__Set problem__
Exclude the pictures and reproduce the remaining data exactly as written.

__Data for processing__
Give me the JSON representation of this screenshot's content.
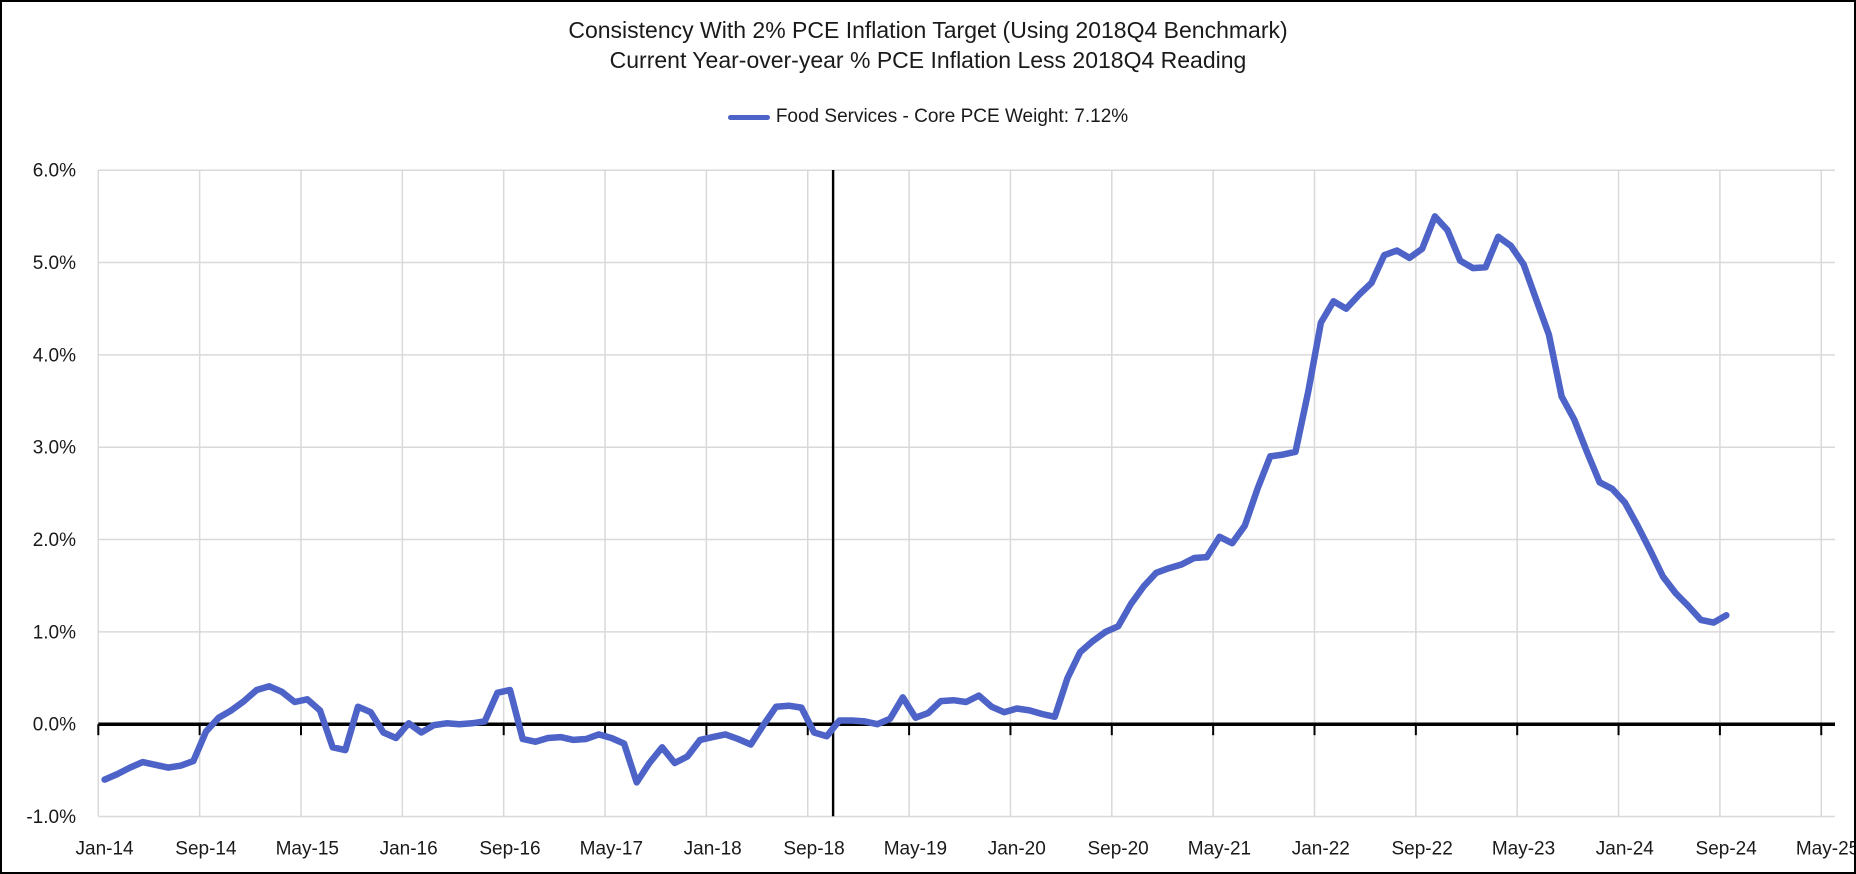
{
  "chart_data": {
    "type": "line",
    "title": "Consistency With 2% PCE Inflation Target (Using 2018Q4 Benchmark)",
    "subtitle": "Current Year-over-year % PCE Inflation Less 2018Q4 Reading",
    "legend_label": "Food Services - Core PCE Weight: 7.12%",
    "legend_position": "top",
    "grid": true,
    "unit": "%",
    "ylim": [
      -1,
      6
    ],
    "y_tick_values": [
      6,
      5,
      4,
      3,
      2,
      1,
      0,
      -1
    ],
    "y_tick_labels": [
      "6.0%",
      "5.0%",
      "4.0%",
      "3.0%",
      "2.0%",
      "1.0%",
      "0.0%",
      "-1.0%"
    ],
    "x_tick_labels": [
      "Jan-14",
      "Sep-14",
      "May-15",
      "Jan-16",
      "Sep-16",
      "May-17",
      "Jan-18",
      "Sep-18",
      "May-19",
      "Jan-20",
      "Sep-20",
      "May-21",
      "Jan-22",
      "Sep-22",
      "May-23",
      "Jan-24",
      "Sep-24",
      "May-25"
    ],
    "x_axis_start": "Jan-2014",
    "x_axis_end": "May-2025",
    "zero_line": true,
    "benchmark_line": {
      "label": "2018Q4 benchmark",
      "month": "Nov-2018",
      "month_index": 58
    },
    "series": [
      {
        "name": "Food Services - Core PCE Weight: 7.12%",
        "start_month": "2014-01",
        "end_month": "2024-09",
        "frequency": "monthly",
        "values": [
          -0.6,
          -0.54,
          -0.47,
          -0.41,
          -0.44,
          -0.47,
          -0.45,
          -0.4,
          -0.08,
          0.07,
          0.15,
          0.25,
          0.37,
          0.41,
          0.35,
          0.24,
          0.27,
          0.15,
          -0.25,
          -0.28,
          0.19,
          0.13,
          -0.09,
          -0.15,
          0.01,
          -0.09,
          -0.01,
          0.01,
          0.0,
          0.01,
          0.03,
          0.34,
          0.37,
          -0.16,
          -0.19,
          -0.15,
          -0.14,
          -0.17,
          -0.16,
          -0.11,
          -0.15,
          -0.21,
          -0.63,
          -0.42,
          -0.25,
          -0.42,
          -0.35,
          -0.17,
          -0.14,
          -0.11,
          -0.16,
          -0.22,
          -0.01,
          0.19,
          0.2,
          0.18,
          -0.09,
          -0.13,
          0.04,
          0.04,
          0.03,
          0.0,
          0.06,
          0.29,
          0.07,
          0.12,
          0.25,
          0.26,
          0.24,
          0.31,
          0.19,
          0.13,
          0.17,
          0.15,
          0.11,
          0.08,
          0.5,
          0.78,
          0.9,
          1.0,
          1.06,
          1.3,
          1.49,
          1.64,
          1.69,
          1.73,
          1.8,
          1.81,
          2.03,
          1.96,
          2.15,
          2.55,
          2.9,
          2.92,
          2.95,
          3.6,
          4.35,
          4.58,
          4.5,
          4.65,
          4.78,
          5.08,
          5.13,
          5.05,
          5.15,
          5.5,
          5.35,
          5.02,
          4.94,
          4.95,
          5.28,
          5.18,
          4.98,
          4.6,
          4.22,
          3.55,
          3.3,
          2.95,
          2.62,
          2.55,
          2.4,
          2.15,
          1.88,
          1.6,
          1.42,
          1.28,
          1.13,
          1.1,
          1.18
        ]
      }
    ]
  },
  "colors": {
    "series": "#4D63C8",
    "gridline": "#D9D9D9",
    "axis": "#000000",
    "text": "#1A1A1A",
    "background": "#FFFFFF",
    "border": "#000000"
  }
}
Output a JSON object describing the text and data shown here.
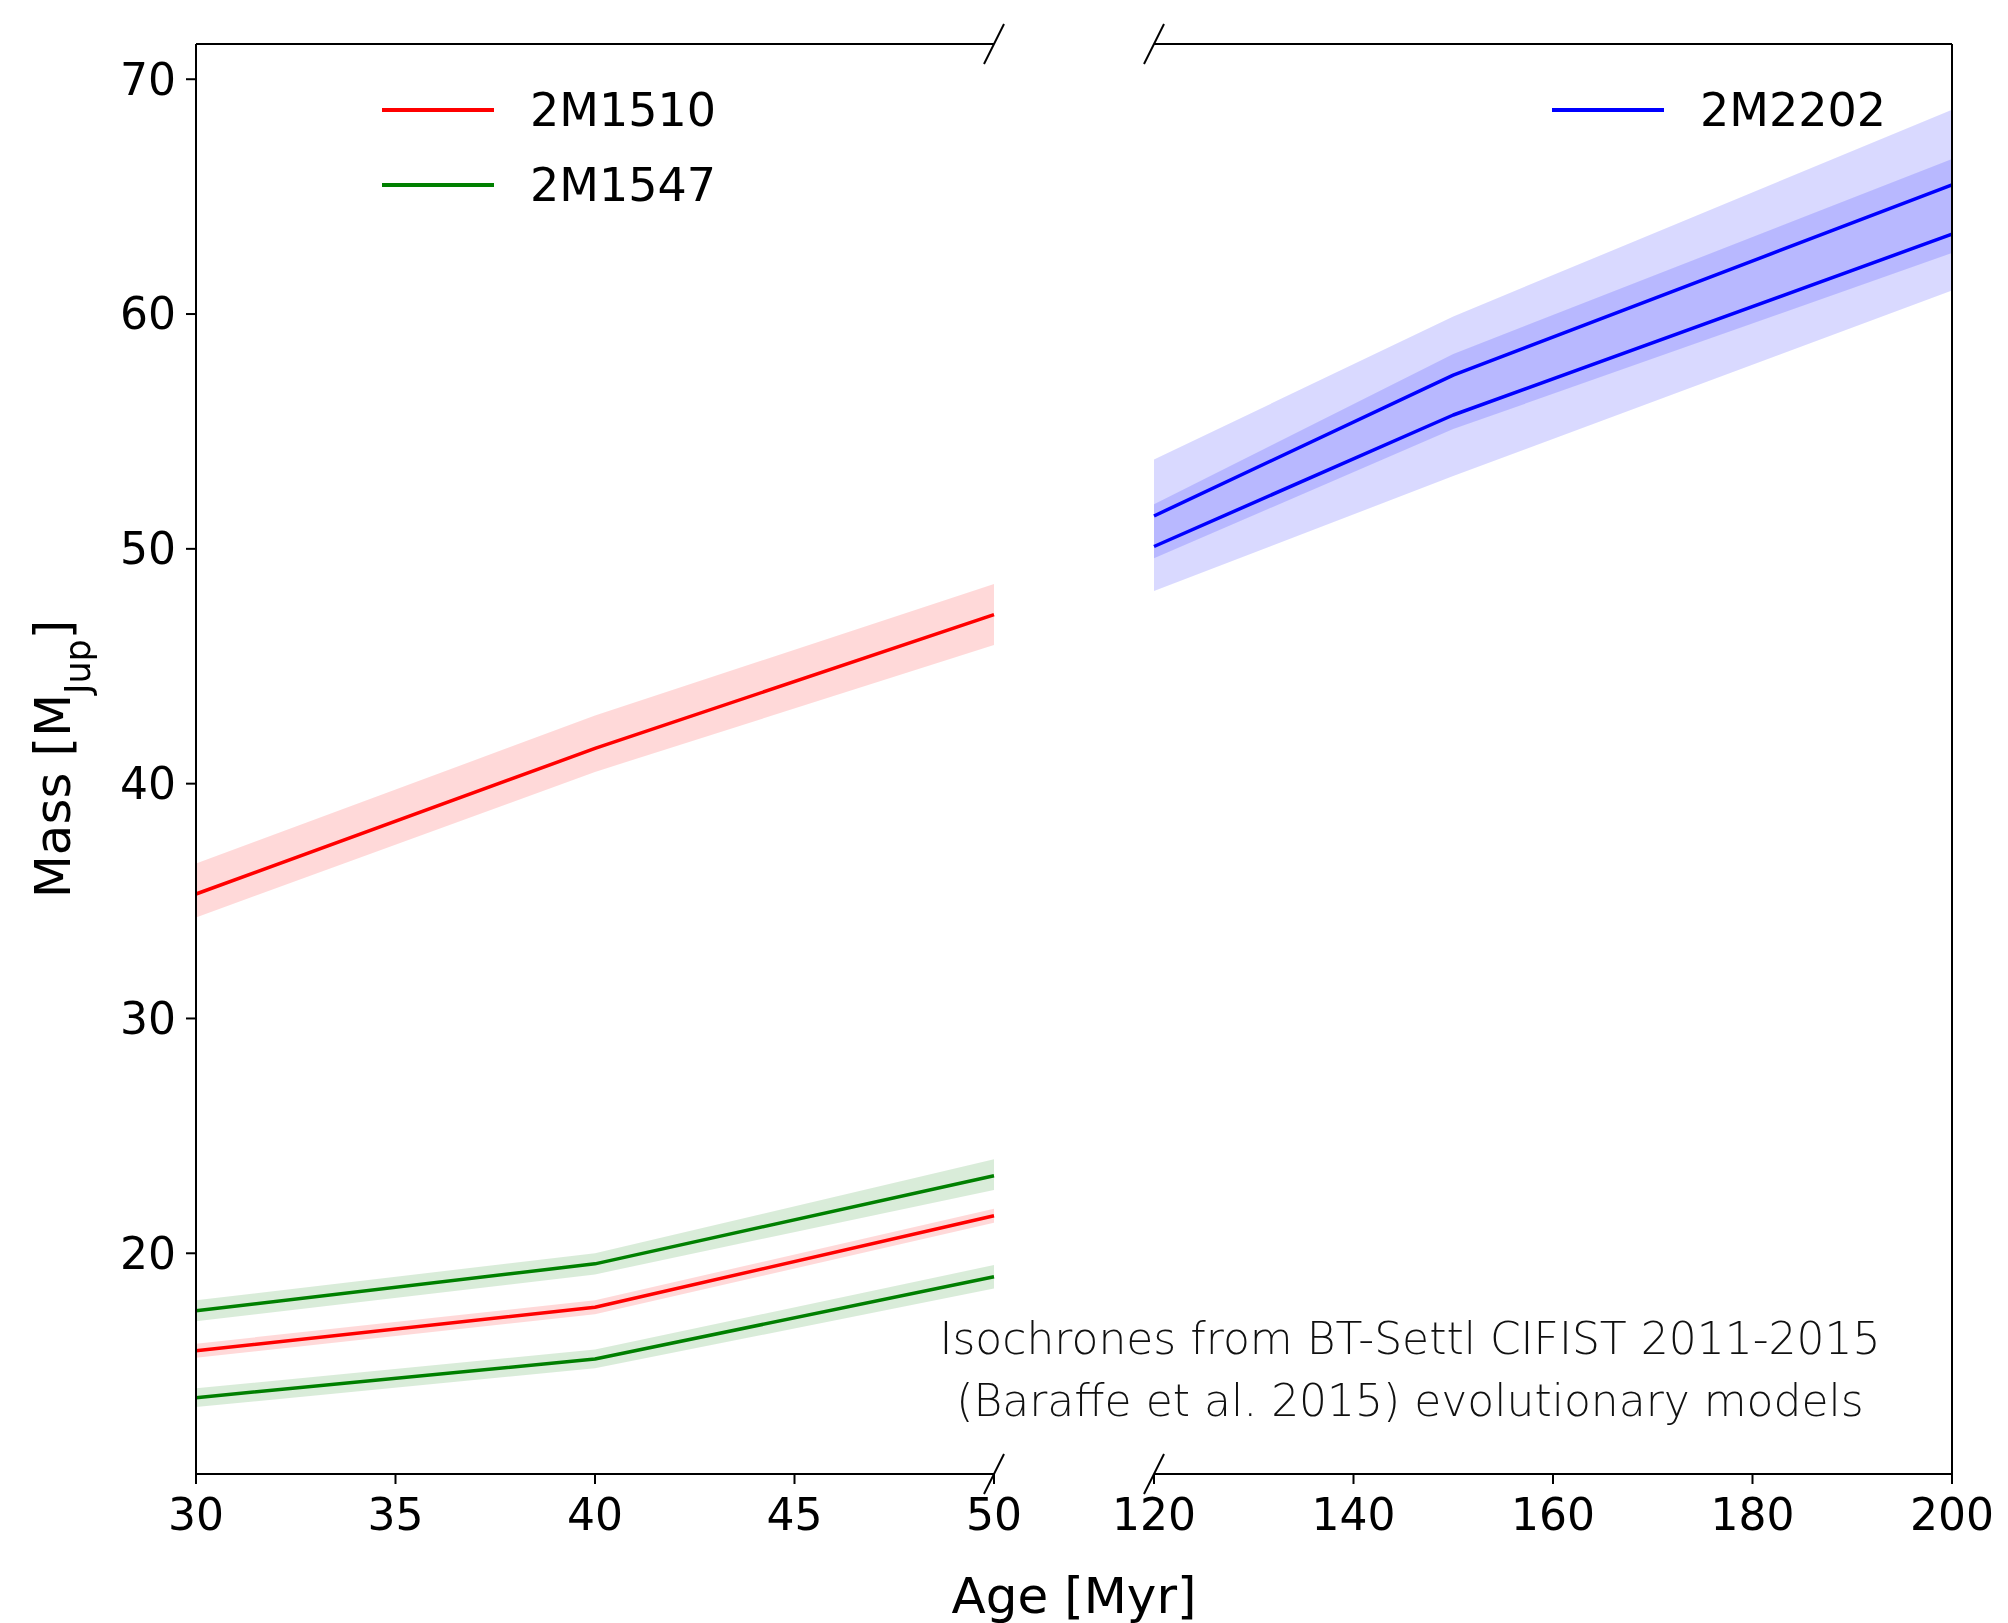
{
  "chart_data": [
    {
      "type": "line",
      "xlabel": "Age [Myr]",
      "ylabel": "Mass [M$_{Jup}$]",
      "x": [
        30,
        40,
        50
      ],
      "xlim": [
        30,
        50
      ],
      "xticks": [
        30,
        35,
        40,
        45,
        50
      ],
      "ylim": [
        10.6,
        71.5
      ],
      "yticks": [
        20,
        30,
        40,
        50,
        60,
        70
      ],
      "grid": false,
      "legend": "top",
      "marker": "none",
      "line_style": "solid",
      "series": [
        {
          "name": "2M1510",
          "color": "#ff0000",
          "values": [
            35.3,
            41.5,
            47.2
          ],
          "lower": [
            34.3,
            40.5,
            45.9
          ],
          "upper": [
            36.6,
            42.9,
            48.5
          ]
        },
        {
          "name": "2M1547",
          "color": "#008000",
          "values": [
            17.55,
            19.55,
            23.3
          ],
          "lower": [
            17.1,
            19.1,
            22.7
          ],
          "upper": [
            18.0,
            20.0,
            24.0
          ]
        },
        {
          "color": "#fe0000",
          "values": [
            15.85,
            17.7,
            21.6
          ],
          "lower": [
            15.55,
            17.4,
            21.3
          ],
          "upper": [
            16.15,
            18.0,
            21.9
          ]
        },
        {
          "color": "#007f00",
          "values": [
            13.85,
            15.5,
            19.0
          ],
          "lower": [
            13.45,
            15.1,
            18.5
          ],
          "upper": [
            14.25,
            15.9,
            19.5
          ]
        }
      ]
    },
    {
      "type": "line",
      "x": [
        120,
        150,
        200
      ],
      "xlim": [
        120,
        200
      ],
      "xticks": [
        120,
        140,
        160,
        180,
        200
      ],
      "ylim": [
        10.6,
        71.5
      ],
      "tick_labels": "x",
      "grid": false,
      "legend": "top right",
      "marker": "none",
      "line_style": "solid",
      "annotations": [
        "Isochrones from BT-Settl CIFIST 2011-2015",
        "(Baraffe et al. 2015) evolutionary models"
      ],
      "series": [
        {
          "name": "2M2202",
          "color": "#0000ff",
          "values": [
            51.4,
            57.4,
            65.5
          ],
          "lower": [
            49.6,
            55.1,
            62.6
          ],
          "upper": [
            53.8,
            59.9,
            68.7
          ]
        },
        {
          "color": "#0000fe",
          "values": [
            50.1,
            55.7,
            63.4
          ],
          "lower": [
            48.2,
            53.1,
            61.0
          ],
          "upper": [
            51.9,
            58.3,
            66.6
          ]
        }
      ]
    }
  ]
}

__Task response__
Give me the JSON representation of this screenshot's content.
{
  "chart_data": {
    "type": "line",
    "title": "Consistency With 2% PCE Inflation Target (Using 2018Q4 Benchmark)",
    "subtitle": "Current Year-over-year % PCE Inflation Less 2018Q4 Reading",
    "legend_label": "Food Services - Core PCE Weight: 7.12%",
    "legend_position": "top",
    "grid": true,
    "unit": "%",
    "ylim": [
      -1,
      6
    ],
    "y_tick_values": [
      6,
      5,
      4,
      3,
      2,
      1,
      0,
      -1
    ],
    "y_tick_labels": [
      "6.0%",
      "5.0%",
      "4.0%",
      "3.0%",
      "2.0%",
      "1.0%",
      "0.0%",
      "-1.0%"
    ],
    "x_tick_labels": [
      "Jan-14",
      "Sep-14",
      "May-15",
      "Jan-16",
      "Sep-16",
      "May-17",
      "Jan-18",
      "Sep-18",
      "May-19",
      "Jan-20",
      "Sep-20",
      "May-21",
      "Jan-22",
      "Sep-22",
      "May-23",
      "Jan-24",
      "Sep-24",
      "May-25"
    ],
    "x_axis_start": "Jan-2014",
    "x_axis_end": "May-2025",
    "zero_line": true,
    "benchmark_line": {
      "label": "2018Q4 benchmark",
      "month": "Nov-2018",
      "month_index": 58
    },
    "series": [
      {
        "name": "Food Services - Core PCE Weight: 7.12%",
        "start_month": "2014-01",
        "end_month": "2024-09",
        "frequency": "monthly",
        "values": [
          -0.6,
          -0.54,
          -0.47,
          -0.41,
          -0.44,
          -0.47,
          -0.45,
          -0.4,
          -0.08,
          0.07,
          0.15,
          0.25,
          0.37,
          0.41,
          0.35,
          0.24,
          0.27,
          0.15,
          -0.25,
          -0.28,
          0.19,
          0.13,
          -0.09,
          -0.15,
          0.01,
          -0.09,
          -0.01,
          0.01,
          0.0,
          0.01,
          0.03,
          0.34,
          0.37,
          -0.16,
          -0.19,
          -0.15,
          -0.14,
          -0.17,
          -0.16,
          -0.11,
          -0.15,
          -0.21,
          -0.63,
          -0.42,
          -0.25,
          -0.42,
          -0.35,
          -0.17,
          -0.14,
          -0.11,
          -0.16,
          -0.22,
          -0.01,
          0.19,
          0.2,
          0.18,
          -0.09,
          -0.13,
          0.04,
          0.04,
          0.03,
          0.0,
          0.06,
          0.29,
          0.07,
          0.12,
          0.25,
          0.26,
          0.24,
          0.31,
          0.19,
          0.13,
          0.17,
          0.15,
          0.11,
          0.08,
          0.5,
          0.78,
          0.9,
          1.0,
          1.06,
          1.3,
          1.49,
          1.64,
          1.69,
          1.73,
          1.8,
          1.81,
          2.03,
          1.96,
          2.15,
          2.55,
          2.9,
          2.92,
          2.95,
          3.6,
          4.35,
          4.58,
          4.5,
          4.65,
          4.78,
          5.08,
          5.13,
          5.05,
          5.15,
          5.5,
          5.35,
          5.02,
          4.94,
          4.95,
          5.28,
          5.18,
          4.98,
          4.6,
          4.22,
          3.55,
          3.3,
          2.95,
          2.62,
          2.55,
          2.4,
          2.15,
          1.88,
          1.6,
          1.42,
          1.28,
          1.13,
          1.1,
          1.18
        ]
      }
    ]
  },
  "colors": {
    "series": "#4D63C8",
    "gridline": "#D9D9D9",
    "axis": "#000000",
    "text": "#1A1A1A",
    "background": "#FFFFFF",
    "border": "#000000"
  }
}
Output a JSON object describing the text and data shown here.
{
  "chart_data": [
    {
      "type": "line",
      "xlabel": "Age [Myr]",
      "ylabel": "Mass [M$_{Jup}$]",
      "x": [
        30,
        40,
        50
      ],
      "xlim": [
        30,
        50
      ],
      "xticks": [
        30,
        35,
        40,
        45,
        50
      ],
      "ylim": [
        10.6,
        71.5
      ],
      "yticks": [
        20,
        30,
        40,
        50,
        60,
        70
      ],
      "grid": false,
      "legend": "top",
      "marker": "none",
      "line_style": "solid",
      "series": [
        {
          "name": "2M1510",
          "color": "#ff0000",
          "values": [
            35.3,
            41.5,
            47.2
          ],
          "lower": [
            34.3,
            40.5,
            45.9
          ],
          "upper": [
            36.6,
            42.9,
            48.5
          ]
        },
        {
          "name": "2M1547",
          "color": "#008000",
          "values": [
            17.55,
            19.55,
            23.3
          ],
          "lower": [
            17.1,
            19.1,
            22.7
          ],
          "upper": [
            18.0,
            20.0,
            24.0
          ]
        },
        {
          "color": "#fe0000",
          "values": [
            15.85,
            17.7,
            21.6
          ],
          "lower": [
            15.55,
            17.4,
            21.3
          ],
          "upper": [
            16.15,
            18.0,
            21.9
          ]
        },
        {
          "color": "#007f00",
          "values": [
            13.85,
            15.5,
            19.0
          ],
          "lower": [
            13.45,
            15.1,
            18.5
          ],
          "upper": [
            14.25,
            15.9,
            19.5
          ]
        }
      ]
    },
    {
      "type": "line",
      "x": [
        120,
        150,
        200
      ],
      "xlim": [
        120,
        200
      ],
      "xticks": [
        120,
        140,
        160,
        180,
        200
      ],
      "ylim": [
        10.6,
        71.5
      ],
      "tick_labels": "x",
      "grid": false,
      "legend": "top right",
      "marker": "none",
      "line_style": "solid",
      "annotations": [
        "Isochrones from BT-Settl CIFIST 2011-2015",
        "(Baraffe et al. 2015) evolutionary models"
      ],
      "series": [
        {
          "name": "2M2202",
          "color": "#0000ff",
          "values": [
            51.4,
            57.4,
            65.5
          ],
          "lower": [
            49.6,
            55.1,
            62.6
          ],
          "upper": [
            53.8,
            59.9,
            68.7
          ]
        },
        {
          "color": "#0000fe",
          "values": [
            50.1,
            55.7,
            63.4
          ],
          "lower": [
            48.2,
            53.1,
            61.0
          ],
          "upper": [
            51.9,
            58.3,
            66.6
          ]
        }
      ]
    }
  ]
}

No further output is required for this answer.